Dataset records:
-- -- --

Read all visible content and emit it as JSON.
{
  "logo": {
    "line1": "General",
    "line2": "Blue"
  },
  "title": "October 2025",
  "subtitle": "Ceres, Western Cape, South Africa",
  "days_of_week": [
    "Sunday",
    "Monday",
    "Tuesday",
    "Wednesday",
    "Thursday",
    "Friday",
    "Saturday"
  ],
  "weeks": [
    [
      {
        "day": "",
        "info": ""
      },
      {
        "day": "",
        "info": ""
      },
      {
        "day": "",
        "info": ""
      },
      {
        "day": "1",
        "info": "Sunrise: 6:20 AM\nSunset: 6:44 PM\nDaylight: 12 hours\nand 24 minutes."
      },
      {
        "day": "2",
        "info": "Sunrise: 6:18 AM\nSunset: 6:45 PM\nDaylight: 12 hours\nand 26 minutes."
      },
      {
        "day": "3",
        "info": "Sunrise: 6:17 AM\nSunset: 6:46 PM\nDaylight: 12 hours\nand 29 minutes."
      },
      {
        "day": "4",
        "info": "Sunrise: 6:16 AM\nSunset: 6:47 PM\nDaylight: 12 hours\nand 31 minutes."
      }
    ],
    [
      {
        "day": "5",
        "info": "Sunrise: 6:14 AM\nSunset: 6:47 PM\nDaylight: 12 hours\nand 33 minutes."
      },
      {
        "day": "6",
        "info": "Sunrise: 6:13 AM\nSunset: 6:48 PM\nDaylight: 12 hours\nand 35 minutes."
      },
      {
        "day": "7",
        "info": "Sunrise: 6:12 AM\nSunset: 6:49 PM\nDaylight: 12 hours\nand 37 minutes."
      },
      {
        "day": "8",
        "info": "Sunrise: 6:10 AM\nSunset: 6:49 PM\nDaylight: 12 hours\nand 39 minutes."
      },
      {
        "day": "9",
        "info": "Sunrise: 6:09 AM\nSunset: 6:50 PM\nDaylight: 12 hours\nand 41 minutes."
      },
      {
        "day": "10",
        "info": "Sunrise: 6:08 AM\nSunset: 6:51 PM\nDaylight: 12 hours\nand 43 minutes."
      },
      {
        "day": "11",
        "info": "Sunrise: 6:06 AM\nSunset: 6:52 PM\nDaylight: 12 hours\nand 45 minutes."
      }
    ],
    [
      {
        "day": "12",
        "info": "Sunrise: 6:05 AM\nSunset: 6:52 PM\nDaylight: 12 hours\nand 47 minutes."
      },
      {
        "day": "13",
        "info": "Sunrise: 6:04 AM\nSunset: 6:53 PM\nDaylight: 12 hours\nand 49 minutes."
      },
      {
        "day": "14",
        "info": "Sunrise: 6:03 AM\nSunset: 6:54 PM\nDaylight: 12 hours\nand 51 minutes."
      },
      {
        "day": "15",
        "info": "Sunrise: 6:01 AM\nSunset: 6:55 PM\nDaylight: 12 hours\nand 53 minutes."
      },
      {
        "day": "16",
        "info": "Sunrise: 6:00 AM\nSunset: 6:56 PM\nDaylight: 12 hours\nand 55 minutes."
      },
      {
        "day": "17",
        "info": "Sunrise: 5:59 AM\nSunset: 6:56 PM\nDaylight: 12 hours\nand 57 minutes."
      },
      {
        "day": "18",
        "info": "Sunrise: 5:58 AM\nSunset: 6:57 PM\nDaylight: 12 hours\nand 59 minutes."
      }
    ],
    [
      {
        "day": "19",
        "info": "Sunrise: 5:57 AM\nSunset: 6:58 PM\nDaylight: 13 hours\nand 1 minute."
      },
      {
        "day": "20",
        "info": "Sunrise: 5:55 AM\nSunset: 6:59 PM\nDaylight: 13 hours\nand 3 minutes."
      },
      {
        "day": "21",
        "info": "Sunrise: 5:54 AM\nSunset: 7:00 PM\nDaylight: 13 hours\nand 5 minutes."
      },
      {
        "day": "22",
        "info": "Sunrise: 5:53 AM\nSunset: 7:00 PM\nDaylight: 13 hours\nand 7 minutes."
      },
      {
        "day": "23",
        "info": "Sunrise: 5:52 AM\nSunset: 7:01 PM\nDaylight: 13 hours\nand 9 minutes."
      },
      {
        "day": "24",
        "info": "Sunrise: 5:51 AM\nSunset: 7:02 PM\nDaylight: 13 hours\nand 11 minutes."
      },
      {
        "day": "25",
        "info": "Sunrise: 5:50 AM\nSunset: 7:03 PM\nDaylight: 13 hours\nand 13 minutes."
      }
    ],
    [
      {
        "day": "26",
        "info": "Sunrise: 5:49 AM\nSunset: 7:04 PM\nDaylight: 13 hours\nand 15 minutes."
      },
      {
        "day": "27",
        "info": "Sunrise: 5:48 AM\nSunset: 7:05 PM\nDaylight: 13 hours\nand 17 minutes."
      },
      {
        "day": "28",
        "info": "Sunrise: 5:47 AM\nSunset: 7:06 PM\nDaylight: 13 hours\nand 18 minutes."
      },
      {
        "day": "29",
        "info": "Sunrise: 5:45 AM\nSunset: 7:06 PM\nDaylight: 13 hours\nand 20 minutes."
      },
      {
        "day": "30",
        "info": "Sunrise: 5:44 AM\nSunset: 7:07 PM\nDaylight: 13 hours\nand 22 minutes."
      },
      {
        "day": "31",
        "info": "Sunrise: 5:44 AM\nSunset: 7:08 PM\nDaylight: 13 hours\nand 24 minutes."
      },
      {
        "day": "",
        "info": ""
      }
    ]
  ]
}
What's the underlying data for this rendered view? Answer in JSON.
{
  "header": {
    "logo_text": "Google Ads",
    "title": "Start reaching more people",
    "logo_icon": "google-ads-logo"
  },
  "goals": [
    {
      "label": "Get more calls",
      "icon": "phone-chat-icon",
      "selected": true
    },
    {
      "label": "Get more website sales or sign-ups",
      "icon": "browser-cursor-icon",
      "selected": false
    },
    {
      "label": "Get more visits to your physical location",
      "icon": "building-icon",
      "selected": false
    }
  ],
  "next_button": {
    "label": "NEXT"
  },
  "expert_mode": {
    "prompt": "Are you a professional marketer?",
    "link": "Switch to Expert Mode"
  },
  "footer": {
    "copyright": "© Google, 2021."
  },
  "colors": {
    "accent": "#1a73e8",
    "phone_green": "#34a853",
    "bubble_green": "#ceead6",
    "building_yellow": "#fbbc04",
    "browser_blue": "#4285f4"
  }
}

-- -- --

Show every line in the records above that contains the word "JSON".

Read all visible content and emit it as JSON.
What's the underlying data for this rendered view? Answer in JSON.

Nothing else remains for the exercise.